== Record excerpts

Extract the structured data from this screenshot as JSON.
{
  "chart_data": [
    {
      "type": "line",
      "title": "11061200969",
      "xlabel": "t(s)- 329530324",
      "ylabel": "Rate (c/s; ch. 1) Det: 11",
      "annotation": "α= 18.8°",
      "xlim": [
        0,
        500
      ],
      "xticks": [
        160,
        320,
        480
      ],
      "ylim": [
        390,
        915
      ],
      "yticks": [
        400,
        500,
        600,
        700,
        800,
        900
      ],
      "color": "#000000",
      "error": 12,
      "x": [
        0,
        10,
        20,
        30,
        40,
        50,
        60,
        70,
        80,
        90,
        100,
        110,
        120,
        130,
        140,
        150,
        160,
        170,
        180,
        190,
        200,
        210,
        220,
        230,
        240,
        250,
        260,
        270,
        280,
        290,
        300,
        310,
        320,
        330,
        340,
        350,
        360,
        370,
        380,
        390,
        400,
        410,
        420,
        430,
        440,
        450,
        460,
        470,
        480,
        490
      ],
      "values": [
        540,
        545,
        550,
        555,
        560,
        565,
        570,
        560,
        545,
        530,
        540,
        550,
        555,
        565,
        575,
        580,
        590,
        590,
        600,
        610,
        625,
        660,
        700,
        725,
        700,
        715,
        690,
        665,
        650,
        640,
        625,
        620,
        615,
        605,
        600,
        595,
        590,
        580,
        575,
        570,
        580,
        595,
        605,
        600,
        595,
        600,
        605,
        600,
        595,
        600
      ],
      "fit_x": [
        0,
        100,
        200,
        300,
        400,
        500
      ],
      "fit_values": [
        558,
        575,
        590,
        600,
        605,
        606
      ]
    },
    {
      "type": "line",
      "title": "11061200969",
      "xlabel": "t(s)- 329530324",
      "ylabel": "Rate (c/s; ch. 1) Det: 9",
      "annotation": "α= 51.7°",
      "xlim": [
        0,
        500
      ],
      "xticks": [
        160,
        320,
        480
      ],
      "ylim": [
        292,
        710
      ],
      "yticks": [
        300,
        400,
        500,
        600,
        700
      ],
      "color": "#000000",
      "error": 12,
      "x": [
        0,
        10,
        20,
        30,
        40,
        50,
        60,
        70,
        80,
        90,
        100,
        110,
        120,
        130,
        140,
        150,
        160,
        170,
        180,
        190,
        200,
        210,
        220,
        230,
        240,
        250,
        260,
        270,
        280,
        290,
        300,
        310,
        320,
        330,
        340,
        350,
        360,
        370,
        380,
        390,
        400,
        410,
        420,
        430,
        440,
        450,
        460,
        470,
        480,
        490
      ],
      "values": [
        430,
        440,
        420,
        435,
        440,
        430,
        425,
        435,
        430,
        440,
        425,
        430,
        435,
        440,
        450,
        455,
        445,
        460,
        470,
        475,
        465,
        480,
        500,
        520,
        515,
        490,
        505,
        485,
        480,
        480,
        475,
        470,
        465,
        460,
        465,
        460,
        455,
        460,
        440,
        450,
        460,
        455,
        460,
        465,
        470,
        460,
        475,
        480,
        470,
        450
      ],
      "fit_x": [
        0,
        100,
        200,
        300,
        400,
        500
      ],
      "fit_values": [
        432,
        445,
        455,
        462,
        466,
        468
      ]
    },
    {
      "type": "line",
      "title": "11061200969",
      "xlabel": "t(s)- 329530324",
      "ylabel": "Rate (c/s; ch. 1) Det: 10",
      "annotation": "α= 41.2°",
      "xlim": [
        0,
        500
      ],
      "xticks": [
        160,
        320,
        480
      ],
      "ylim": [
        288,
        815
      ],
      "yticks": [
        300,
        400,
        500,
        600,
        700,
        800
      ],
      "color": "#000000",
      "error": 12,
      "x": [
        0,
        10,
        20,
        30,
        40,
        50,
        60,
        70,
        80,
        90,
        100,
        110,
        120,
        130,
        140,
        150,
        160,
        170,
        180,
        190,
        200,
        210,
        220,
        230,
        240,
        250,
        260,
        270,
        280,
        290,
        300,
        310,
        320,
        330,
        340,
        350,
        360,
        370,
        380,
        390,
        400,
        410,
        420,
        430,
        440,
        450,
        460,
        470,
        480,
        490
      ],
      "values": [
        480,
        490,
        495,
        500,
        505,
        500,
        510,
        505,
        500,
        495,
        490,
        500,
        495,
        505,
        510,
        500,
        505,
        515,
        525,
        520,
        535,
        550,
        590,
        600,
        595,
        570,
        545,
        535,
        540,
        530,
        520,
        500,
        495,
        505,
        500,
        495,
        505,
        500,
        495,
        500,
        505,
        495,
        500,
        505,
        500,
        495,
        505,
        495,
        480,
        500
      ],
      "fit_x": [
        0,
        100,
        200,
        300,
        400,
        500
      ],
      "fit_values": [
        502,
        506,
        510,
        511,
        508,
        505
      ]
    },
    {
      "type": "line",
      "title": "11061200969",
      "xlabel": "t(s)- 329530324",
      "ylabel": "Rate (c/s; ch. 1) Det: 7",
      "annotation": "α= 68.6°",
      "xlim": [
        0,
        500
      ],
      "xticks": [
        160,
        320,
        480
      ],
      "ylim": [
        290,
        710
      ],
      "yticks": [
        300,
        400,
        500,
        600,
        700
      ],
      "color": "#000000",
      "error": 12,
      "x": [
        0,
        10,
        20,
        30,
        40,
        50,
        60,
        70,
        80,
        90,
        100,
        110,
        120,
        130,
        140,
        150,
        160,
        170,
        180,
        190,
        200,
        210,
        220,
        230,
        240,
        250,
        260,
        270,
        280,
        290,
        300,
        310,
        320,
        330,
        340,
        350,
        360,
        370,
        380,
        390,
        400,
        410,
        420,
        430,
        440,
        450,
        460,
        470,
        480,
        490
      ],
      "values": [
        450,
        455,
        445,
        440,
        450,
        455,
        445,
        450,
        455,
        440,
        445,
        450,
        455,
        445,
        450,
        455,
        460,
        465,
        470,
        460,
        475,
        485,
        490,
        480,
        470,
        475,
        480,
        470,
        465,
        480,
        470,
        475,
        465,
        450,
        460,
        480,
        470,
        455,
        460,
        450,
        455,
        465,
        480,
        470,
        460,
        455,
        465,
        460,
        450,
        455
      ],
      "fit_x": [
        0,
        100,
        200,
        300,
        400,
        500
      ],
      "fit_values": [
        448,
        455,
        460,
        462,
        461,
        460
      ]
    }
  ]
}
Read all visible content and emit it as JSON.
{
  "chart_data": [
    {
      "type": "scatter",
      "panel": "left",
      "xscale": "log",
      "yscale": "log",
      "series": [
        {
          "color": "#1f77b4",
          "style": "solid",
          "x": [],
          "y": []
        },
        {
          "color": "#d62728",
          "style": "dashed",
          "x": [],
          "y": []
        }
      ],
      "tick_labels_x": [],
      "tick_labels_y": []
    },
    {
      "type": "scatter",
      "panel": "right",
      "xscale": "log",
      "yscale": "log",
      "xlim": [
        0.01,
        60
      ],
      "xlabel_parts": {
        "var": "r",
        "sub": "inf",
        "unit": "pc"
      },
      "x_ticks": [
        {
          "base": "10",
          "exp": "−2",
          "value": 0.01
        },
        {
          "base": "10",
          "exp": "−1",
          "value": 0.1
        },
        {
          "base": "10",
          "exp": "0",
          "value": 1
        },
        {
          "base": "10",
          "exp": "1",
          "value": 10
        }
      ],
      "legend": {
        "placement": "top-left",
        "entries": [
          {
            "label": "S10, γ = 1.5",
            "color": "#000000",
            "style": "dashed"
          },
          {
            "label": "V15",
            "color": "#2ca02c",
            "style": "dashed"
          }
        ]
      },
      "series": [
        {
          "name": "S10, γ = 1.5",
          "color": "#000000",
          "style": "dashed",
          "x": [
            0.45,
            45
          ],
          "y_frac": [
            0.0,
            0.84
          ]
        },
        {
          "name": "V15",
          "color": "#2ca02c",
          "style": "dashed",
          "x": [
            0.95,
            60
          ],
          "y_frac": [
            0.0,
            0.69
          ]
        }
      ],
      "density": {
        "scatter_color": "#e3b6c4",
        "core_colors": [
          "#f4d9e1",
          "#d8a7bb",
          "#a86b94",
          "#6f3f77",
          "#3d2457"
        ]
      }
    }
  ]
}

====

**Exercise objective**
Pick out the lines above containing the word "Rate", then copy them.

**Solved exercise**
      "ylabel": "Rate (c/s; ch. 1) Det: 11",
      "ylabel": "Rate (c/s; ch. 1) Det: 9",
      "ylabel": "Rate (c/s; ch. 1) Det: 10",
      "ylabel": "Rate (c/s; ch. 1) Det: 7",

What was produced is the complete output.